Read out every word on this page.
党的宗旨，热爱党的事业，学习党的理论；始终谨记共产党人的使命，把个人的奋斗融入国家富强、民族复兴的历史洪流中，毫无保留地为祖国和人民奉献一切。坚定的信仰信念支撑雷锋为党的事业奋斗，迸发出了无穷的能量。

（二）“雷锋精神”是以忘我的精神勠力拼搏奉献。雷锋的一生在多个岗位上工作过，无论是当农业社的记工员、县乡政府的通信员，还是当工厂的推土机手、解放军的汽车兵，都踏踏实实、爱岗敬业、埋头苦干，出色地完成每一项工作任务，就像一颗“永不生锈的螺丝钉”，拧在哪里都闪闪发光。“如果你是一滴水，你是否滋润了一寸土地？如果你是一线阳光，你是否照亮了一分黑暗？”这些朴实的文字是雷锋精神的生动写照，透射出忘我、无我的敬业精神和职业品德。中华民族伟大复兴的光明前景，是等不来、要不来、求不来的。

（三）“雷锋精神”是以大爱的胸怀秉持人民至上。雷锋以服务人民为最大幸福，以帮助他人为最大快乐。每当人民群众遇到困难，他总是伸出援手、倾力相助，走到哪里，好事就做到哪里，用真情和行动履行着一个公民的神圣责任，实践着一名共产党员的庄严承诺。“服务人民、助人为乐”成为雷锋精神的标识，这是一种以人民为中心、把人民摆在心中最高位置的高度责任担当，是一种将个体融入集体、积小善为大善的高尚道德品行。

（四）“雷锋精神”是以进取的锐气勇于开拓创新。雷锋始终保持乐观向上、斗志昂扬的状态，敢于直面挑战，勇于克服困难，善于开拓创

**Exercise directions**
Transcribe the material above word for word.

**Output for this exercise**
Read out every word on this page.
党的宗旨，热爱党的事业，学习党的理论；始终谨记共产党人的使命，把个人的奋斗融入国家富强、民族复兴的历史洪流中，毫无保留地为祖国和人民奉献一切。坚定的信仰信念支撑雷锋为党的事业奋斗，迸发出了无穷的能量。

（二）“雷锋精神”是以忘我的精神勠力拼搏奉献。雷锋的一生在多个岗位上工作过，无论是当农业社的记工员、县乡政府的通信员，还是当工厂的推土机手、解放军的汽车兵，都踏踏实实、爱岗敬业、埋头苦干，出色地完成每一项工作任务，就像一颗“永不生锈的螺丝钉”，拧在哪里都闪闪发光。“如果你是一滴水，你是否滋润了一寸土地？如果你是一线阳光，你是否照亮了一分黑暗？”这些朴实的文字是雷锋精神的生动写照，透射出忘我、无我的敬业精神和职业品德。中华民族伟大复兴的光明前景，是等不来、要不来、求不来的。

（三）“雷锋精神”是以大爱的胸怀秉持人民至上。雷锋以服务人民为最大幸福，以帮助他人为最大快乐。每当人民群众遇到困难，他总是伸出援手、倾力相助，走到哪里，好事就做到哪里，用真情和行动履行着一个公民的神圣责任，实践着一名共产党员的庄严承诺。“服务人民、助人为乐”成为雷锋精神的标识，这是一种以人民为中心、把人民摆在心中最高位置的高度责任担当，是一种将个体融入集体、积小善为大善的高尚道德品行。

（四）“雷锋精神”是以进取的锐气勇于开拓创新。雷锋始终保持乐观向上、斗志昂扬的状态，敢于直面挑战，勇于克服困难，善于开拓创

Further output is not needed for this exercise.